Task objective: Your task is to repeat the entries underneath exactly, minus the pictures.

Raw records:
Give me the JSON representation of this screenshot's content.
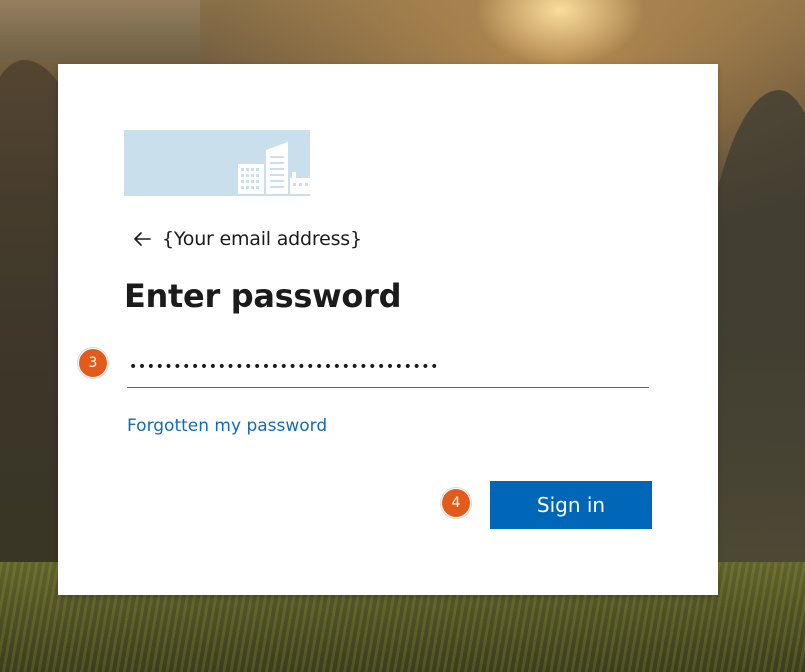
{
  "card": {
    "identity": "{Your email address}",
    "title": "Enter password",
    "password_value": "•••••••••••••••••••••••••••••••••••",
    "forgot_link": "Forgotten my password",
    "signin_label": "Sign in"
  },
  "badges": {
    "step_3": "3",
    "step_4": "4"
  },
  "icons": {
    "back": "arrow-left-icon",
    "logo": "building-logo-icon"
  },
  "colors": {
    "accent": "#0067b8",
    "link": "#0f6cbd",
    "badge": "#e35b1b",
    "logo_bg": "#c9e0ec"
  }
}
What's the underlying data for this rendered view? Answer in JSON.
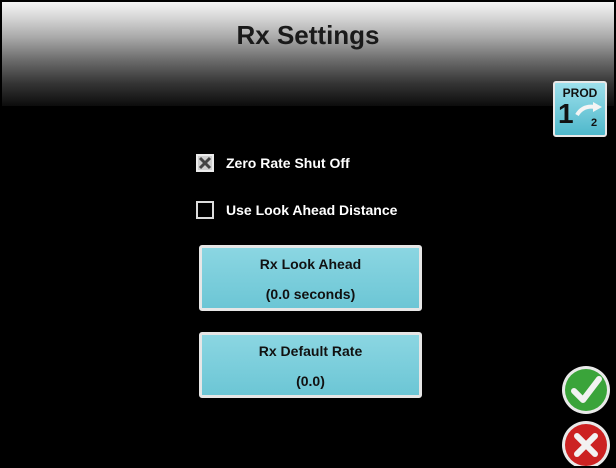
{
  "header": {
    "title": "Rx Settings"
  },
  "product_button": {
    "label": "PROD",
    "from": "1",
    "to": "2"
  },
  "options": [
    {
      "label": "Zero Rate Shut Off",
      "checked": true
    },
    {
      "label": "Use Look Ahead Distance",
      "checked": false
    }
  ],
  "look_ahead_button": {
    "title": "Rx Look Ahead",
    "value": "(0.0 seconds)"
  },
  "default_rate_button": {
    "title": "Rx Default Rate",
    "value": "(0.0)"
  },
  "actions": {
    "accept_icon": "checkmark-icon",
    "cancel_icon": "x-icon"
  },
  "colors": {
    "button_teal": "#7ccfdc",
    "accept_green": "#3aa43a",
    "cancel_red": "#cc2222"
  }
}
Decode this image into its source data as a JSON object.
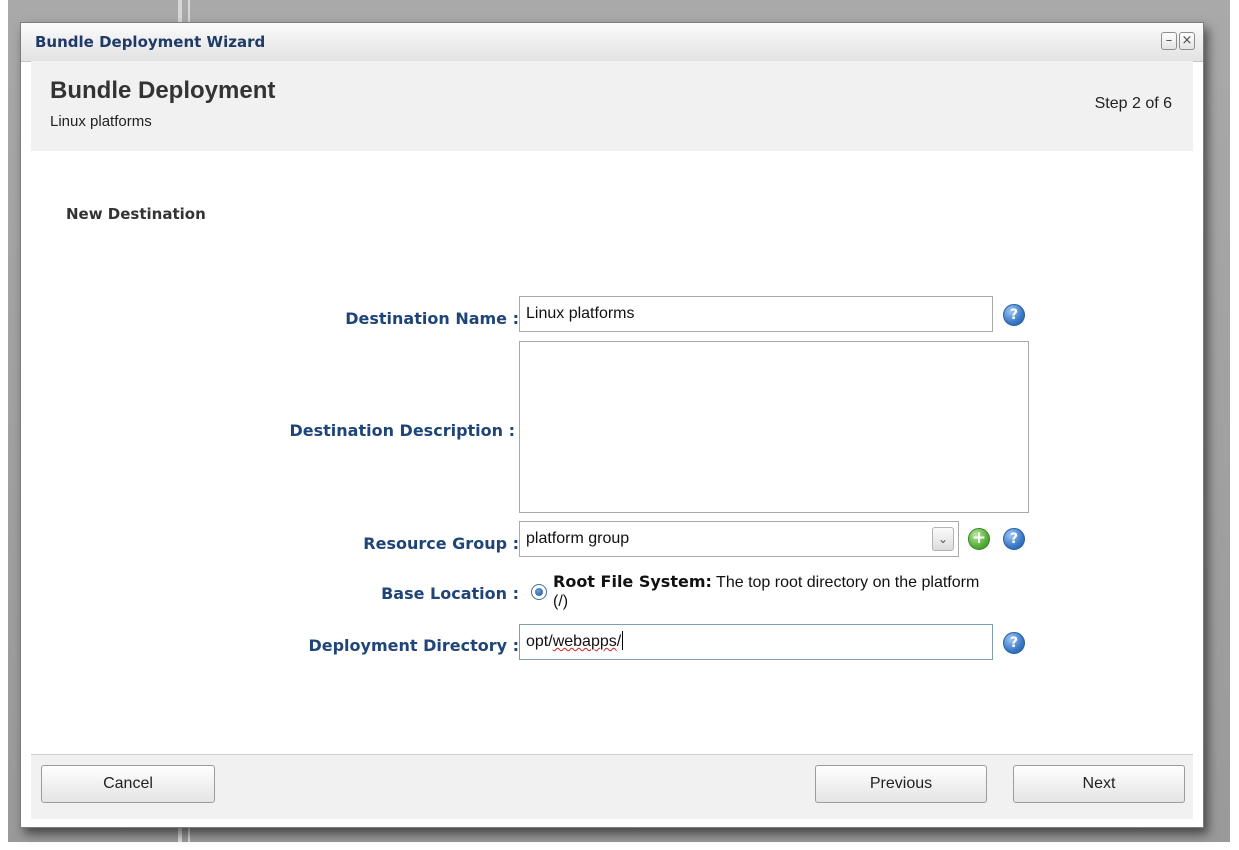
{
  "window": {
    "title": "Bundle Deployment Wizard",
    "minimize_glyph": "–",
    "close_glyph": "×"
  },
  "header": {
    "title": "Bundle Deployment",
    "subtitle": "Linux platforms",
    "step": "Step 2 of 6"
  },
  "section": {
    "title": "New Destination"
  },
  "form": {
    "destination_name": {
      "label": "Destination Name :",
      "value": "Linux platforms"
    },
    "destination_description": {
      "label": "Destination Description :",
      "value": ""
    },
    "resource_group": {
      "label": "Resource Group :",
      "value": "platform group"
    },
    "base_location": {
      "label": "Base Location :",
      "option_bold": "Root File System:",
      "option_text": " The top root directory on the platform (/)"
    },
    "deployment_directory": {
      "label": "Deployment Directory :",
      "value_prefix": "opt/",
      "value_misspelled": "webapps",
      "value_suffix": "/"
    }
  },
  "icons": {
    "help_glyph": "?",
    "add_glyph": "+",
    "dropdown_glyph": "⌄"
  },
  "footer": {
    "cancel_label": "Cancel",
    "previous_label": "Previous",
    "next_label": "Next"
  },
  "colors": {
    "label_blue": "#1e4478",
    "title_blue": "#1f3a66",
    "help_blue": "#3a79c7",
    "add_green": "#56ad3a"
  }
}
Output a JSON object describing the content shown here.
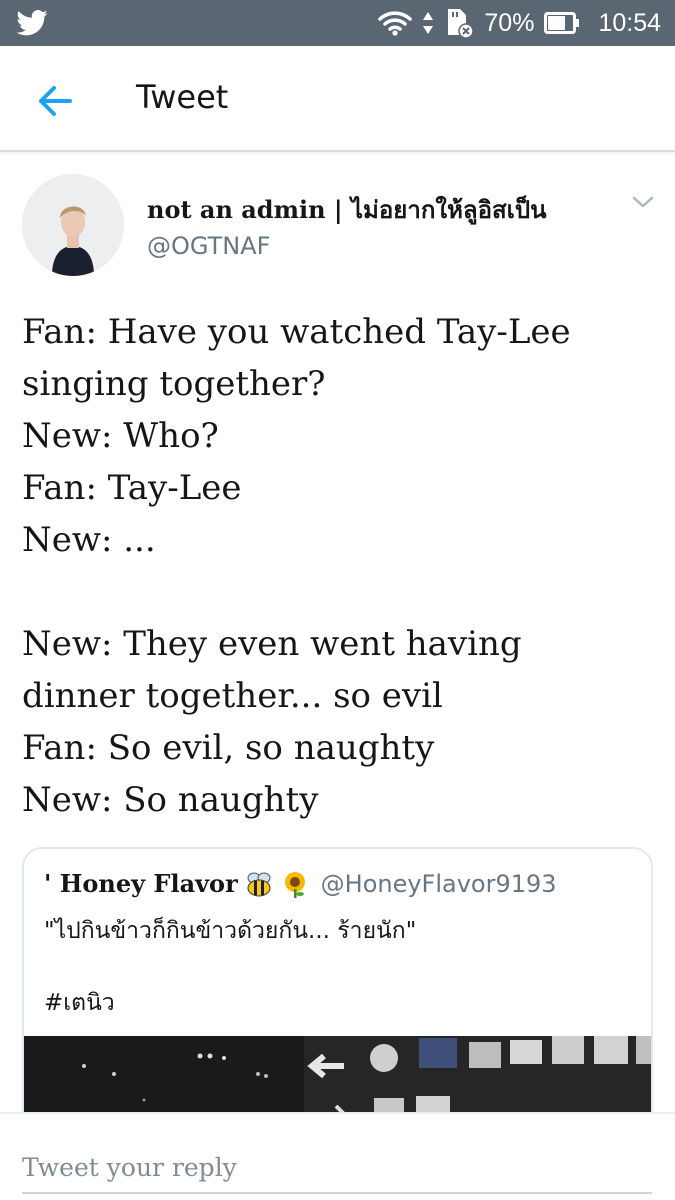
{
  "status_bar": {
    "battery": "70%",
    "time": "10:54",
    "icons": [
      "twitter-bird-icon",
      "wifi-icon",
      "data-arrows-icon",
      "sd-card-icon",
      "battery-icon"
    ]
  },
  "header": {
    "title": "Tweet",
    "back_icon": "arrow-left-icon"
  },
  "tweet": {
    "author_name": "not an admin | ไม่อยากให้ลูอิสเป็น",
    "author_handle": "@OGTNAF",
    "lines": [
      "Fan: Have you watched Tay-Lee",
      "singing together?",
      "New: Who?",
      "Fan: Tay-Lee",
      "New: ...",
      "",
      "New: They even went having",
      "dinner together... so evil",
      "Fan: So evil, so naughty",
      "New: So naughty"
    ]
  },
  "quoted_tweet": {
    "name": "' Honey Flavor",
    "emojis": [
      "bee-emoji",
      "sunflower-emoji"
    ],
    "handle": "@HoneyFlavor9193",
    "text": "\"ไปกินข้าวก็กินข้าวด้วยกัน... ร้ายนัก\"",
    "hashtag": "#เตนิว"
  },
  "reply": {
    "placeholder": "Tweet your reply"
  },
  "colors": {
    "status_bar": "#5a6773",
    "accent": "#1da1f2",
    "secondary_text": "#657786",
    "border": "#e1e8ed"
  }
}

Result below:
Give me the JSON representation of this screenshot's content.
{
  "card": {
    "identity": "{Your email address}",
    "title": "Enter password",
    "password_value": "•••••••••••••••••••••••••••••••••••",
    "forgot_link": "Forgotten my password",
    "signin_label": "Sign in"
  },
  "badges": {
    "step_3": "3",
    "step_4": "4"
  },
  "icons": {
    "back": "arrow-left-icon",
    "logo": "building-logo-icon"
  },
  "colors": {
    "accent": "#0067b8",
    "link": "#0f6cbd",
    "badge": "#e35b1b",
    "logo_bg": "#c9e0ec"
  }
}
What's the underlying data for this rendered view? Answer in JSON.
{
  "header": {
    "title": "Rx Settings"
  },
  "product_button": {
    "label": "PROD",
    "from": "1",
    "to": "2"
  },
  "options": [
    {
      "label": "Zero Rate Shut Off",
      "checked": true
    },
    {
      "label": "Use Look Ahead Distance",
      "checked": false
    }
  ],
  "look_ahead_button": {
    "title": "Rx Look Ahead",
    "value": "(0.0 seconds)"
  },
  "default_rate_button": {
    "title": "Rx Default Rate",
    "value": "(0.0)"
  },
  "actions": {
    "accept_icon": "checkmark-icon",
    "cancel_icon": "x-icon"
  },
  "colors": {
    "button_teal": "#7ccfdc",
    "accept_green": "#3aa43a",
    "cancel_red": "#cc2222"
  }
}
Decode this image into its source data as a JSON object.
{
  "window": {
    "title": "Bundle Deployment Wizard",
    "minimize_glyph": "–",
    "close_glyph": "×"
  },
  "header": {
    "title": "Bundle Deployment",
    "subtitle": "Linux platforms",
    "step": "Step 2 of 6"
  },
  "section": {
    "title": "New Destination"
  },
  "form": {
    "destination_name": {
      "label": "Destination Name :",
      "value": "Linux platforms"
    },
    "destination_description": {
      "label": "Destination Description :",
      "value": ""
    },
    "resource_group": {
      "label": "Resource Group :",
      "value": "platform group"
    },
    "base_location": {
      "label": "Base Location :",
      "option_bold": "Root File System:",
      "option_text": " The top root directory on the platform (/)"
    },
    "deployment_directory": {
      "label": "Deployment Directory :",
      "value_prefix": "opt/",
      "value_misspelled": "webapps",
      "value_suffix": "/"
    }
  },
  "icons": {
    "help_glyph": "?",
    "add_glyph": "+",
    "dropdown_glyph": "⌄"
  },
  "footer": {
    "cancel_label": "Cancel",
    "previous_label": "Previous",
    "next_label": "Next"
  },
  "colors": {
    "label_blue": "#1e4478",
    "title_blue": "#1f3a66",
    "help_blue": "#3a79c7",
    "add_green": "#56ad3a"
  }
}
Output a JSON object describing the content shown here.
{
  "status_bar": {
    "battery": "70%",
    "time": "10:54",
    "icons": [
      "twitter-bird-icon",
      "wifi-icon",
      "data-arrows-icon",
      "sd-card-icon",
      "battery-icon"
    ]
  },
  "header": {
    "title": "Tweet",
    "back_icon": "arrow-left-icon"
  },
  "tweet": {
    "author_name": "not an admin | ไม่อยากให้ลูอิสเป็น",
    "author_handle": "@OGTNAF",
    "lines": [
      "Fan: Have you watched Tay-Lee",
      "singing together?",
      "New: Who?",
      "Fan: Tay-Lee",
      "New: ...",
      "",
      "New: They even went having",
      "dinner together... so evil",
      "Fan: So evil, so naughty",
      "New: So naughty"
    ]
  },
  "quoted_tweet": {
    "name": "' Honey Flavor",
    "emojis": [
      "bee-emoji",
      "sunflower-emoji"
    ],
    "handle": "@HoneyFlavor9193",
    "text": "\"ไปกินข้าวก็กินข้าวด้วยกัน... ร้ายนัก\"",
    "hashtag": "#เตนิว"
  },
  "reply": {
    "placeholder": "Tweet your reply"
  },
  "colors": {
    "status_bar": "#5a6773",
    "accent": "#1da1f2",
    "secondary_text": "#657786",
    "border": "#e1e8ed"
  }
}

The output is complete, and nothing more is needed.